WHAT TO WORK ON -
Below are records; count the lines in them that hold "ceramic" and give only the count.

Start of SUPPLIED ENTRIES

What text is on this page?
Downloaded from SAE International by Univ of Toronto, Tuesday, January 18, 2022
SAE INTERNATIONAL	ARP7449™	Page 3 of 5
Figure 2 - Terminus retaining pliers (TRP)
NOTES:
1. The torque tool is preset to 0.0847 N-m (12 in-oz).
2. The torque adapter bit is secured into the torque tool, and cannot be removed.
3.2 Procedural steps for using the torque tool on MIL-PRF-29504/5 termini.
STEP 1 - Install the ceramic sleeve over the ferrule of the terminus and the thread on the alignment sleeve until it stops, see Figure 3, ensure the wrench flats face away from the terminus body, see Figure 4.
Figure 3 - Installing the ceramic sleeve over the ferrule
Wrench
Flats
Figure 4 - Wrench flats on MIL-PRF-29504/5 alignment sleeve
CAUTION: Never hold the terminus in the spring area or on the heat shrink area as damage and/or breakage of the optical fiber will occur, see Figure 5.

End of SUPPLIED ENTRIES
Start of SUPPLIED ENTRIES

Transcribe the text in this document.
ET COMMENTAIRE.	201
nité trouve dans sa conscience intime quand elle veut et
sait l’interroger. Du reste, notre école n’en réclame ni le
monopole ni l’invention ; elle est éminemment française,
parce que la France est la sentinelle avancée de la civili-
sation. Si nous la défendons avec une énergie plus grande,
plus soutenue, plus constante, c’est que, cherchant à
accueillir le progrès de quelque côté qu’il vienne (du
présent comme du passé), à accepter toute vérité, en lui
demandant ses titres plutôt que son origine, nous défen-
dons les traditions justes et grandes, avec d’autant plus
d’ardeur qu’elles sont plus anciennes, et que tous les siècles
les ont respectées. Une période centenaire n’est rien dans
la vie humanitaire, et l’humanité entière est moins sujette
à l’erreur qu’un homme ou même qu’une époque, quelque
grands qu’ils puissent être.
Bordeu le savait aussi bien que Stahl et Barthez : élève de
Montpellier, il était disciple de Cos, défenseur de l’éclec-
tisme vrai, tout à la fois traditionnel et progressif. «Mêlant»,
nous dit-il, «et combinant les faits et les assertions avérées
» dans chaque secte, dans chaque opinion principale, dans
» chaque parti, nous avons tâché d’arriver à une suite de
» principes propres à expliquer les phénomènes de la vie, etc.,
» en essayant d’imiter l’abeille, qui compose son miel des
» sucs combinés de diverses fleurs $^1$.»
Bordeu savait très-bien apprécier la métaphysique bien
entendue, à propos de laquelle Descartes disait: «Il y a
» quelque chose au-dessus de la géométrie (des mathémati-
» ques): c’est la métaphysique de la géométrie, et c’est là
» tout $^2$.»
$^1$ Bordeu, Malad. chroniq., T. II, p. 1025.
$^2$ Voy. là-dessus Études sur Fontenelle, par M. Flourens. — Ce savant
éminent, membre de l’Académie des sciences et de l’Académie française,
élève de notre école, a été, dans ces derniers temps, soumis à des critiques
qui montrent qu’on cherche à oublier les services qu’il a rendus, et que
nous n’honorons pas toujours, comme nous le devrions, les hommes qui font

End of SUPPLIED ENTRIES

PROBLEM SOLUTION -
2